▶ **Input for this task**:
----------------

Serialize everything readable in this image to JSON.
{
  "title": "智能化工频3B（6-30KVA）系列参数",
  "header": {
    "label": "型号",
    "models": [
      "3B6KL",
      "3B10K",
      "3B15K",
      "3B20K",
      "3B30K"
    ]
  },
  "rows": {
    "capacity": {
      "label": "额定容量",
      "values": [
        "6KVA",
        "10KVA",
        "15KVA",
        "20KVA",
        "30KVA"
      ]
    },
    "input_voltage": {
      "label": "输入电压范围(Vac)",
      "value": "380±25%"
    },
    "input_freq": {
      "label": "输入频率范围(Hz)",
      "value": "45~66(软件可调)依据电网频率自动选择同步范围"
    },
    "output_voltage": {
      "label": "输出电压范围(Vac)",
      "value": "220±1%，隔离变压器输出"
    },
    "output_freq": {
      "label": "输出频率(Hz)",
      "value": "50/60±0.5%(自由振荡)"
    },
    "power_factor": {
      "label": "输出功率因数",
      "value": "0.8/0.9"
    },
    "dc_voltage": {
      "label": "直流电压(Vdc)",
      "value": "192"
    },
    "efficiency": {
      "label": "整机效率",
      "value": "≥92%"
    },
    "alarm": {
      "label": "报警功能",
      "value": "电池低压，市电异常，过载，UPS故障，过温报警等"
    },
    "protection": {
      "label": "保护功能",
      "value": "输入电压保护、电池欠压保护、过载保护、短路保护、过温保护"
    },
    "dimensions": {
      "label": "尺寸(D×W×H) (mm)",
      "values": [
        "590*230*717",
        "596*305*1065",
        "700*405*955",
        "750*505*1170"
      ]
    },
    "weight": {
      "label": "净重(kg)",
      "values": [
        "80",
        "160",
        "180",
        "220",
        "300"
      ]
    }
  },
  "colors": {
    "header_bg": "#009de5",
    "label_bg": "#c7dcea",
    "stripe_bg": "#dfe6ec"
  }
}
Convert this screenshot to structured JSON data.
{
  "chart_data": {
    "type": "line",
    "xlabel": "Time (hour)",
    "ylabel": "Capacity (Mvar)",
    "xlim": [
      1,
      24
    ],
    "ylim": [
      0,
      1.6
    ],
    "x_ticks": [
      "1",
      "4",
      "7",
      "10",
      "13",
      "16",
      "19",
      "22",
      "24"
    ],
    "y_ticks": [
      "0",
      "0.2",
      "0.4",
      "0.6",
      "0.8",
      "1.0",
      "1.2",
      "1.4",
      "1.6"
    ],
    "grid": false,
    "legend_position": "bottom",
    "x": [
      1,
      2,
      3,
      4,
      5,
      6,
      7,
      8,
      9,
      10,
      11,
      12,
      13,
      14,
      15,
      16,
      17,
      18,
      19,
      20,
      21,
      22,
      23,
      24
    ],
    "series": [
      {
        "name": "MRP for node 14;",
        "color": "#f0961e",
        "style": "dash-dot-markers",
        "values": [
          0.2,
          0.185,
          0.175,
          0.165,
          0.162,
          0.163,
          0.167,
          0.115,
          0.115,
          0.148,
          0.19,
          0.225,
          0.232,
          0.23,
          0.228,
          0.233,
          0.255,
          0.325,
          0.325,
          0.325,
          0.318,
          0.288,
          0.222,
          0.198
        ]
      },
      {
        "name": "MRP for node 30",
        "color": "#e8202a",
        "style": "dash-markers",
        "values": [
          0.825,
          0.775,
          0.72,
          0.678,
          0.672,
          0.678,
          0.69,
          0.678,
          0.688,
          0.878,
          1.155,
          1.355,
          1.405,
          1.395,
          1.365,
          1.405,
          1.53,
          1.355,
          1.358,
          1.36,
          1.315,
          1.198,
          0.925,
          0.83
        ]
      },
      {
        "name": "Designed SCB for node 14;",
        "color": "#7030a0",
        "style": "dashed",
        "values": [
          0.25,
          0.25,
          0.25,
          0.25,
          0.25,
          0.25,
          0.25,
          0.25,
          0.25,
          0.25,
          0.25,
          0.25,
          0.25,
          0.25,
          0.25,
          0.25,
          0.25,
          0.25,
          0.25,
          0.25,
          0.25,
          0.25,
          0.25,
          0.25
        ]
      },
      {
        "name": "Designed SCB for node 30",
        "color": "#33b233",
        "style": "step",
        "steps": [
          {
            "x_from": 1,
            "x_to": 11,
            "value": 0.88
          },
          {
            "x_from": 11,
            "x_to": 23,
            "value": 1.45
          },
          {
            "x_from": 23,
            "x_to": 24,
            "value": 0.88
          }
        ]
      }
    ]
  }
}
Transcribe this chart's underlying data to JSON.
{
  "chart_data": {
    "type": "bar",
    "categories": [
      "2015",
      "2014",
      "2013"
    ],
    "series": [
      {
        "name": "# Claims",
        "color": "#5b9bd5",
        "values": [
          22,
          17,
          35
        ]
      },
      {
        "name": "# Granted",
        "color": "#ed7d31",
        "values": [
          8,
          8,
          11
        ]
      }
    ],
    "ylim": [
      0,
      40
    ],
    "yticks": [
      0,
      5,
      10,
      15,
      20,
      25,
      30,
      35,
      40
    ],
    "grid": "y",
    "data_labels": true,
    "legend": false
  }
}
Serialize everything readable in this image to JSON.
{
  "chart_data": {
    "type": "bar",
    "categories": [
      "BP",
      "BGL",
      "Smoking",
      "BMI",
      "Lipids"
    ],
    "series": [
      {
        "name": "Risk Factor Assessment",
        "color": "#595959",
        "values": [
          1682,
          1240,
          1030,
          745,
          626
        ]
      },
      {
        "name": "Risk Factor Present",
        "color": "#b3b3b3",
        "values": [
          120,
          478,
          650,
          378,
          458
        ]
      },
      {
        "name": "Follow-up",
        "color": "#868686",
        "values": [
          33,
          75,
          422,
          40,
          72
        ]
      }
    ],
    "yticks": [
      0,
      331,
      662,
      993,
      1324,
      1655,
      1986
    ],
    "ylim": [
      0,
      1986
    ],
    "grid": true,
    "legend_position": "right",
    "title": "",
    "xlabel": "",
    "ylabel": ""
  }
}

----------------

▶ **Directive**: Where a line holds the string "node", copy that line.

▶ **Output below**:
        "name": "MRP for node 14;",
        "name": "MRP for node 30",
        "name": "Designed SCB for node 14;",
        "name": "Designed SCB for node 30",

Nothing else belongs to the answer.